● **PROBLEM STATEMENT**: Copy out word for word the lines below that run from the line holding "Patent image size: (434, 622)." through the end of the entries, including both the first and last lines.

● **PROVIDED RECORDS**:
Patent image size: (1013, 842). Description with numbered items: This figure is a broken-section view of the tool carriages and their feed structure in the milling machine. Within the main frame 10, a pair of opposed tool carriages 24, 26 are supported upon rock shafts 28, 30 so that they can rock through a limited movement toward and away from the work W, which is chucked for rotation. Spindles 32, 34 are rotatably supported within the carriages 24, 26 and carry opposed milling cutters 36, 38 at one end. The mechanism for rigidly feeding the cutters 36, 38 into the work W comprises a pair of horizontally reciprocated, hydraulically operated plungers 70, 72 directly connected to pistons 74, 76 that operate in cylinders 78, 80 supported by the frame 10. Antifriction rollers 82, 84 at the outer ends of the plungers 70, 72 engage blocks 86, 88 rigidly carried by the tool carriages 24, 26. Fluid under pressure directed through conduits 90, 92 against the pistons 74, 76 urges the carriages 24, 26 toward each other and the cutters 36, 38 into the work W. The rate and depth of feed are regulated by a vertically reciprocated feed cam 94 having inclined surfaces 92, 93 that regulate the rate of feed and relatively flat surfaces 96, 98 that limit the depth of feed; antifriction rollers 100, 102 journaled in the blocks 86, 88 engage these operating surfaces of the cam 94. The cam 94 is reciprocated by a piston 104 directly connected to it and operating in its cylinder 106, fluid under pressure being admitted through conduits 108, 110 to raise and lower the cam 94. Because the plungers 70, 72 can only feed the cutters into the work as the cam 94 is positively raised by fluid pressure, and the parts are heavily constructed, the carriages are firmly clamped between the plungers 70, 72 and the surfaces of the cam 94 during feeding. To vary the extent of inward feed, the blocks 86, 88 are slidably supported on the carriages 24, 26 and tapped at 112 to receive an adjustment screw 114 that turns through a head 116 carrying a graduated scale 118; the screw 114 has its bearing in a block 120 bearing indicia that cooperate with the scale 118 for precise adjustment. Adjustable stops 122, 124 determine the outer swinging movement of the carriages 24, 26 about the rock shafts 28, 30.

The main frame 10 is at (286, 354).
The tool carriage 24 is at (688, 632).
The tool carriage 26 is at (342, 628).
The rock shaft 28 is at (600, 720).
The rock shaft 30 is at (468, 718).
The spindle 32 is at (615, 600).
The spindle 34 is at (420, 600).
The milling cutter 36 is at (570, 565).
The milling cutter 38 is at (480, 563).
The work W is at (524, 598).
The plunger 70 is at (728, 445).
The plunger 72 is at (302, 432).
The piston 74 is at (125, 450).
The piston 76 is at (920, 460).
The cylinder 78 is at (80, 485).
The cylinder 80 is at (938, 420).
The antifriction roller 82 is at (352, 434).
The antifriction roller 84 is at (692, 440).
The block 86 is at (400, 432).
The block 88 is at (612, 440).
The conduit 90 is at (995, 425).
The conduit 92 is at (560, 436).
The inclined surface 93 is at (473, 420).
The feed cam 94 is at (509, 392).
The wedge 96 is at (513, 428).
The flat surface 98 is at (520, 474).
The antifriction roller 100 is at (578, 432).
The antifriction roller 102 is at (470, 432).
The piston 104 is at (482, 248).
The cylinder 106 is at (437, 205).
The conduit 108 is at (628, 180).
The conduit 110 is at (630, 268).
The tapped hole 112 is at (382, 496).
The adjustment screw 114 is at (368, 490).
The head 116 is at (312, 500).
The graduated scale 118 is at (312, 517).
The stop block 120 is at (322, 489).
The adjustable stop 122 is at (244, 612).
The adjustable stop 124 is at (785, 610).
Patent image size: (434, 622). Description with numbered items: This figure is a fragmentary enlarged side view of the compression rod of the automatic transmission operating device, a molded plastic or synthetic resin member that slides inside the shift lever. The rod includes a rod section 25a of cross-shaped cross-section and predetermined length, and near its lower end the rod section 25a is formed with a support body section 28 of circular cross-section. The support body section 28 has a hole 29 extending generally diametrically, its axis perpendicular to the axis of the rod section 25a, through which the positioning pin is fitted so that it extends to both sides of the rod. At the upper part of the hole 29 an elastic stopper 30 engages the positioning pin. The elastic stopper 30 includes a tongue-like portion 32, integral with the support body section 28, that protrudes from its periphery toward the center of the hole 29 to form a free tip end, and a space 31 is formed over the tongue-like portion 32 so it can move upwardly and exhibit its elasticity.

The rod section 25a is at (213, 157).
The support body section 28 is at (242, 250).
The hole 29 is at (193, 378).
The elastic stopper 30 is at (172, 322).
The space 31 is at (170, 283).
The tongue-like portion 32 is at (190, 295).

● **THE OUTPUT**:
Patent image size: (434, 622). Description with numbered items: This figure is a fragmentary enlarged side view of the compression rod of the automatic transmission operating device, a molded plastic or synthetic resin member that slides inside the shift lever. The rod includes a rod section 25a of cross-shaped cross-section and predetermined length, and near its lower end the rod section 25a is formed with a support body section 28 of circular cross-section. The support body section 28 has a hole 29 extending generally diametrically, its axis perpendicular to the axis of the rod section 25a, through which the positioning pin is fitted so that it extends to both sides of the rod. At the upper part of the hole 29 an elastic stopper 30 engages the positioning pin. The elastic stopper 30 includes a tongue-like portion 32, integral with the support body section 28, that protrudes from its periphery toward the center of the hole 29 to form a free tip end, and a space 31 is formed over the tongue-like portion 32 so it can move upwardly and exhibit its elasticity.

The rod section 25a is at (213, 157).
The support body section 28 is at (242, 250).
The hole 29 is at (193, 378).
The elastic stopper 30 is at (172, 322).
The space 31 is at (170, 283).
The tongue-like portion 32 is at (190, 295).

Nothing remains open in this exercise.